- [Information shown]:
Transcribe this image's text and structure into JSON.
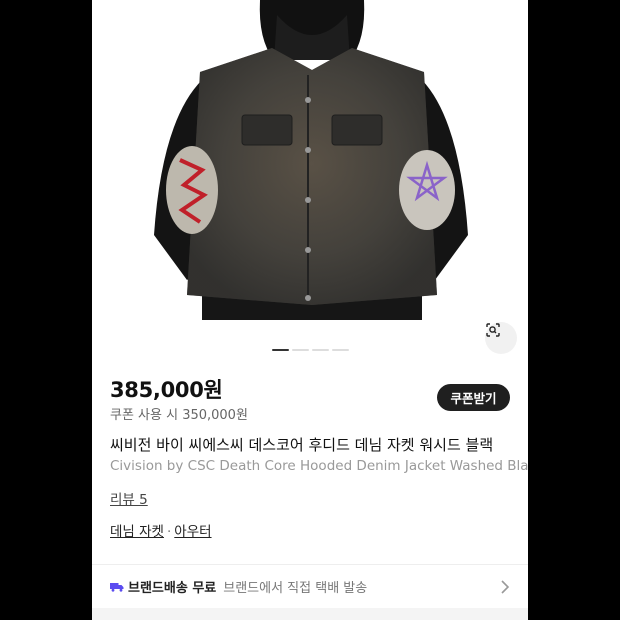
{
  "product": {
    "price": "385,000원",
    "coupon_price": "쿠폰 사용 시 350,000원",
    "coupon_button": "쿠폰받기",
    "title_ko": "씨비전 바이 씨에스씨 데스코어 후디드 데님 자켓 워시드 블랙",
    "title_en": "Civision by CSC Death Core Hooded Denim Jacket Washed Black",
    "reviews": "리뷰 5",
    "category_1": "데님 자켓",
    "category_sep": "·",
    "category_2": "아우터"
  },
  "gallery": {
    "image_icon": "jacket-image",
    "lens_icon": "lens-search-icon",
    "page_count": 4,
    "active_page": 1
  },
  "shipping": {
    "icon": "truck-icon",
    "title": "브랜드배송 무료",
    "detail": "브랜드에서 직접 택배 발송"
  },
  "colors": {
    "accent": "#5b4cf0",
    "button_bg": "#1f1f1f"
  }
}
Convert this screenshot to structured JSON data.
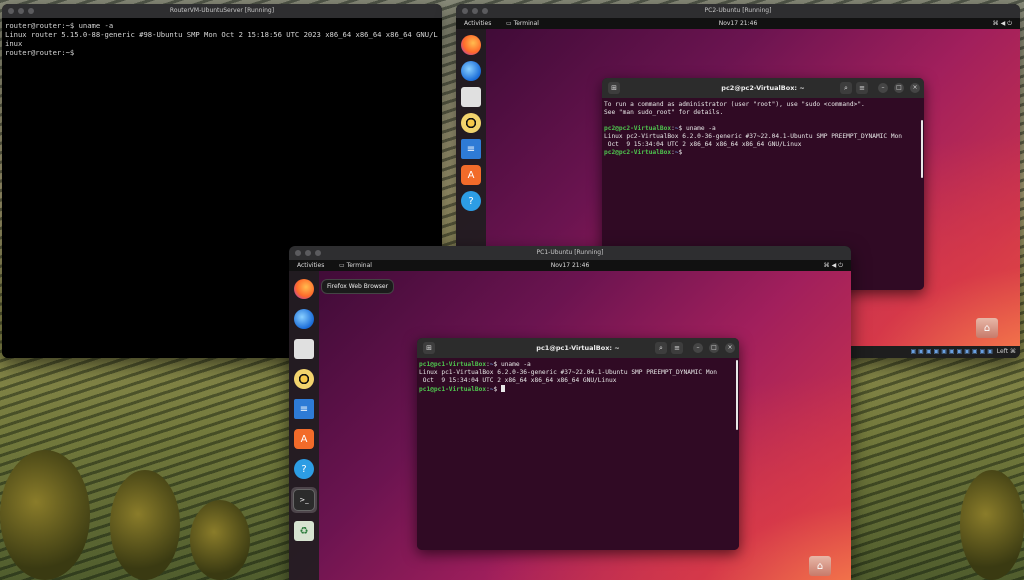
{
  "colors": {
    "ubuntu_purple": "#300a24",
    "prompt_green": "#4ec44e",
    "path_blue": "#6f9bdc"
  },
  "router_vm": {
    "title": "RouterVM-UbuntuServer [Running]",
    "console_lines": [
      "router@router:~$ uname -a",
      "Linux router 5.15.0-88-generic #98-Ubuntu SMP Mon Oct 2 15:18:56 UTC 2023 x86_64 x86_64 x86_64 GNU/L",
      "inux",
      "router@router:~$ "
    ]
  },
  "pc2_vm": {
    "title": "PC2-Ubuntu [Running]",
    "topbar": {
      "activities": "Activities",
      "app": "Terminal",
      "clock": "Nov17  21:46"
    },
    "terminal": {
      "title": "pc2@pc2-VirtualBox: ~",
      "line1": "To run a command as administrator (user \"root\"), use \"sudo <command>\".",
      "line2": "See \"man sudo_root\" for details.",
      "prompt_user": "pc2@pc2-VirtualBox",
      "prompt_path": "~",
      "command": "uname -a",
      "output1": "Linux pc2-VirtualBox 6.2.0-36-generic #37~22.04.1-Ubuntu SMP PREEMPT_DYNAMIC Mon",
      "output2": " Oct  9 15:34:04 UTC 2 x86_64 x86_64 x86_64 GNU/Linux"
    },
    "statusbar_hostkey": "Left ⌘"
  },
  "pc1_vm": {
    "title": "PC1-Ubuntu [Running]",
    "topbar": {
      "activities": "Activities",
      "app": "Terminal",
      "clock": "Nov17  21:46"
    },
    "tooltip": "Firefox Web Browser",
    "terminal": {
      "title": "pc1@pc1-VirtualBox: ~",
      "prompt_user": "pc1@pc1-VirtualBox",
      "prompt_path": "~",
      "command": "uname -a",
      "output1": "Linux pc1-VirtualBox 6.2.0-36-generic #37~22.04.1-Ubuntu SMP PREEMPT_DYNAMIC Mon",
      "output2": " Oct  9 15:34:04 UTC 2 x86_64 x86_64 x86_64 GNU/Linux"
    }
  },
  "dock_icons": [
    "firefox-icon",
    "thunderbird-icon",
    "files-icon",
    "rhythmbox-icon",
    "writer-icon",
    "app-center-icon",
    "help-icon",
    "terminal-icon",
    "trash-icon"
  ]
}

- [Your objective]:
Output all the records, word for word, with no pictures in the copy.

- [Response]:
Transcribe this image's text and structure into JSON.
{
  "product": {
    "price": "385,000원",
    "coupon_price": "쿠폰 사용 시 350,000원",
    "coupon_button": "쿠폰받기",
    "title_ko": "씨비전 바이 씨에스씨 데스코어 후디드 데님 자켓 워시드 블랙",
    "title_en": "Civision by CSC Death Core Hooded Denim Jacket Washed Black",
    "reviews": "리뷰 5",
    "category_1": "데님 자켓",
    "category_sep": "·",
    "category_2": "아우터"
  },
  "gallery": {
    "image_icon": "jacket-image",
    "lens_icon": "lens-search-icon",
    "page_count": 4,
    "active_page": 1
  },
  "shipping": {
    "icon": "truck-icon",
    "title": "브랜드배송 무료",
    "detail": "브랜드에서 직접 택배 발송"
  },
  "colors": {
    "accent": "#5b4cf0",
    "button_bg": "#1f1f1f"
  }
}
Convert this screenshot to structured JSON data.
{
  "colors": {
    "ubuntu_purple": "#300a24",
    "prompt_green": "#4ec44e",
    "path_blue": "#6f9bdc"
  },
  "router_vm": {
    "title": "RouterVM-UbuntuServer [Running]",
    "console_lines": [
      "router@router:~$ uname -a",
      "Linux router 5.15.0-88-generic #98-Ubuntu SMP Mon Oct 2 15:18:56 UTC 2023 x86_64 x86_64 x86_64 GNU/L",
      "inux",
      "router@router:~$ "
    ]
  },
  "pc2_vm": {
    "title": "PC2-Ubuntu [Running]",
    "topbar": {
      "activities": "Activities",
      "app": "Terminal",
      "clock": "Nov17  21:46"
    },
    "terminal": {
      "title": "pc2@pc2-VirtualBox: ~",
      "line1": "To run a command as administrator (user \"root\"), use \"sudo <command>\".",
      "line2": "See \"man sudo_root\" for details.",
      "prompt_user": "pc2@pc2-VirtualBox",
      "prompt_path": "~",
      "command": "uname -a",
      "output1": "Linux pc2-VirtualBox 6.2.0-36-generic #37~22.04.1-Ubuntu SMP PREEMPT_DYNAMIC Mon",
      "output2": " Oct  9 15:34:04 UTC 2 x86_64 x86_64 x86_64 GNU/Linux"
    },
    "statusbar_hostkey": "Left ⌘"
  },
  "pc1_vm": {
    "title": "PC1-Ubuntu [Running]",
    "topbar": {
      "activities": "Activities",
      "app": "Terminal",
      "clock": "Nov17  21:46"
    },
    "tooltip": "Firefox Web Browser",
    "terminal": {
      "title": "pc1@pc1-VirtualBox: ~",
      "prompt_user": "pc1@pc1-VirtualBox",
      "prompt_path": "~",
      "command": "uname -a",
      "output1": "Linux pc1-VirtualBox 6.2.0-36-generic #37~22.04.1-Ubuntu SMP PREEMPT_DYNAMIC Mon",
      "output2": " Oct  9 15:34:04 UTC 2 x86_64 x86_64 x86_64 GNU/Linux"
    }
  },
  "dock_icons": [
    "firefox-icon",
    "thunderbird-icon",
    "files-icon",
    "rhythmbox-icon",
    "writer-icon",
    "app-center-icon",
    "help-icon",
    "terminal-icon",
    "trash-icon"
  ]
}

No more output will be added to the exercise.